Report, as a bare number, how many lines hold "Вардар".

>> START ITEMS

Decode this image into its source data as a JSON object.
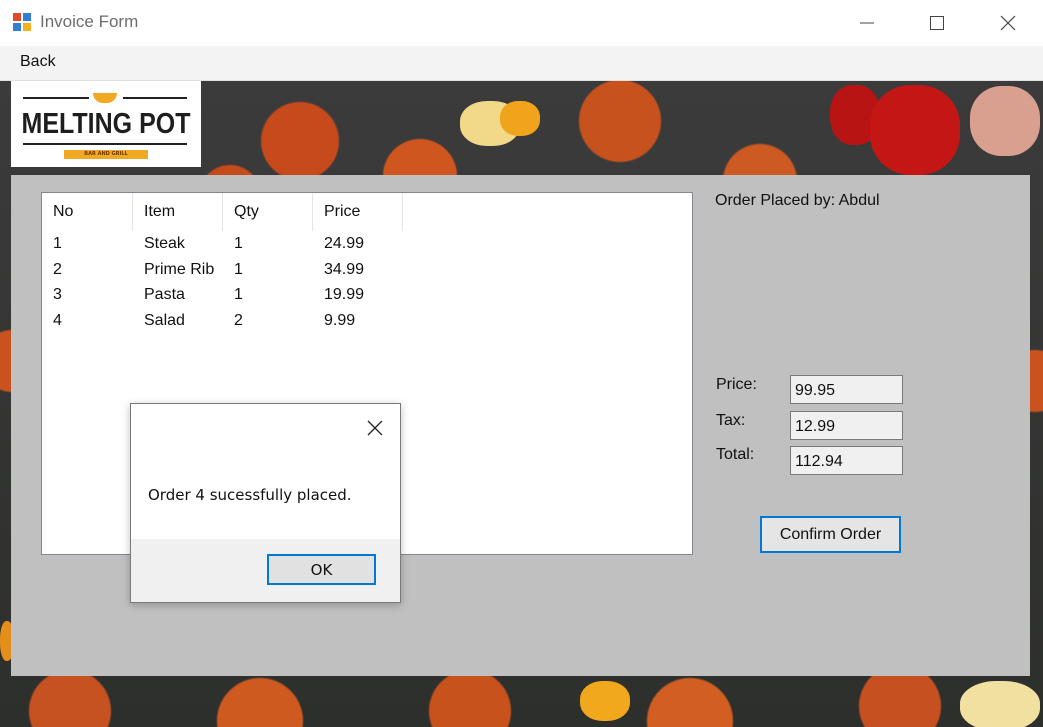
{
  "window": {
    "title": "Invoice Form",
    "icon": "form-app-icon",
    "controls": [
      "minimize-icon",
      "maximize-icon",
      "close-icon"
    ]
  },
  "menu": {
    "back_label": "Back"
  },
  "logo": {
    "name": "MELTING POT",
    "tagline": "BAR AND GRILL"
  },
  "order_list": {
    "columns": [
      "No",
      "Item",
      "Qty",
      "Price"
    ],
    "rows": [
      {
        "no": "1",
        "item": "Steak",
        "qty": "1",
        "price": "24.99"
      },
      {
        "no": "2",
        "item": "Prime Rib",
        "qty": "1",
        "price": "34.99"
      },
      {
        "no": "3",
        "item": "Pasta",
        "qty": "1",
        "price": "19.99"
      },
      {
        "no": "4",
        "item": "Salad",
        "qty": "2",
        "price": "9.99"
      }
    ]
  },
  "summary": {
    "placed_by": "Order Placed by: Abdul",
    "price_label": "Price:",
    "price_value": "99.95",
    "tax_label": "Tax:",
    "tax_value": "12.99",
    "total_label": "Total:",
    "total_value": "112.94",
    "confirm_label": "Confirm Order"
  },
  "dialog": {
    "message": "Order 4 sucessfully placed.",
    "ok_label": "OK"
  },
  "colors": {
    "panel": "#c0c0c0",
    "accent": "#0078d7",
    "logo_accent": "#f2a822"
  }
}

>> END ITEMS
>> START ITEMS

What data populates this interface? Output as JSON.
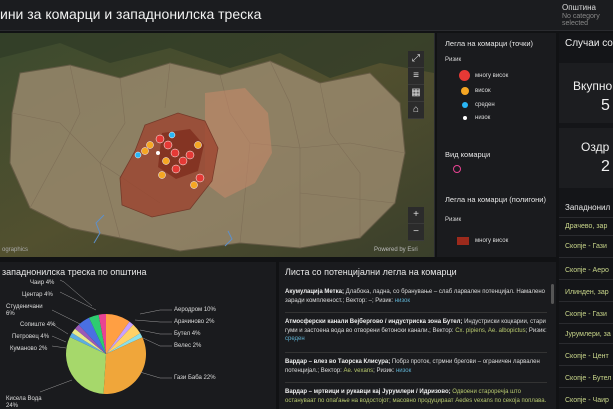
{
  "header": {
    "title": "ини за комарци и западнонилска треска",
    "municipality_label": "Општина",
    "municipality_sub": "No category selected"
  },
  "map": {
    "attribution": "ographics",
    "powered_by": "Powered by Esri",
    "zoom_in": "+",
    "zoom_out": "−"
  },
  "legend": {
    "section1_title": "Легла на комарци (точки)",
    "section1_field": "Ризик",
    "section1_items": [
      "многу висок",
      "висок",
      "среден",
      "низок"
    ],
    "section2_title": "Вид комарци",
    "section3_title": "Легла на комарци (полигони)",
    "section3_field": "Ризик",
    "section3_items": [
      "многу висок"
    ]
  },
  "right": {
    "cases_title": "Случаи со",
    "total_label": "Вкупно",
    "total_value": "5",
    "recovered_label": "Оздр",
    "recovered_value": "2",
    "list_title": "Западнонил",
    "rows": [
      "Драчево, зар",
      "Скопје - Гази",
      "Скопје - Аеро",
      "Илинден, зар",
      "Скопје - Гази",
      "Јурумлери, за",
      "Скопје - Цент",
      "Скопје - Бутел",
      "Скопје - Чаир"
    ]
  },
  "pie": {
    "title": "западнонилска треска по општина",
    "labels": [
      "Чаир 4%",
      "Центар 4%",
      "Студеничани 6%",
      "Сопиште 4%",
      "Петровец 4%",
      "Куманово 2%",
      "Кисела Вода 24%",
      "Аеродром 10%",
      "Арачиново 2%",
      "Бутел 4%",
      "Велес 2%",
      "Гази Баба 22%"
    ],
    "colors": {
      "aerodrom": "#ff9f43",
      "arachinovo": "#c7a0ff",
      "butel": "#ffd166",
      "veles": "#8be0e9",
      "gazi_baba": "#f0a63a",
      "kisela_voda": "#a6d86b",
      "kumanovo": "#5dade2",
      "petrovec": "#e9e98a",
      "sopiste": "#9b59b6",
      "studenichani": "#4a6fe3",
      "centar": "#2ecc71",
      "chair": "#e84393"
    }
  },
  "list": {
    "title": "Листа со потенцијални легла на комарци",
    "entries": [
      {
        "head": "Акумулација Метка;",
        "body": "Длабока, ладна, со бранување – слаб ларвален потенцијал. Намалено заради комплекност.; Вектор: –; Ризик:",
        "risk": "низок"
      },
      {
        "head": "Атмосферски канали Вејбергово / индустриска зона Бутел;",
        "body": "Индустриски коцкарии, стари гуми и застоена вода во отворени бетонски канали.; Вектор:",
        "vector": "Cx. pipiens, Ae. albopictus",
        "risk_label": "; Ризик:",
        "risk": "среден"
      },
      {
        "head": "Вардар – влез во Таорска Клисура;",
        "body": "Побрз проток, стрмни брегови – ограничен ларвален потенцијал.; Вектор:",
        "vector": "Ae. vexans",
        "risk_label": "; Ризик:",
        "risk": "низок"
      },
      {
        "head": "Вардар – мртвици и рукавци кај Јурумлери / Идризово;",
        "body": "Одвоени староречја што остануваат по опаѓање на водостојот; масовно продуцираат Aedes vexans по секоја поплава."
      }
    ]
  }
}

>> END ITEMS

• **EXERCISE SOLUTION**
2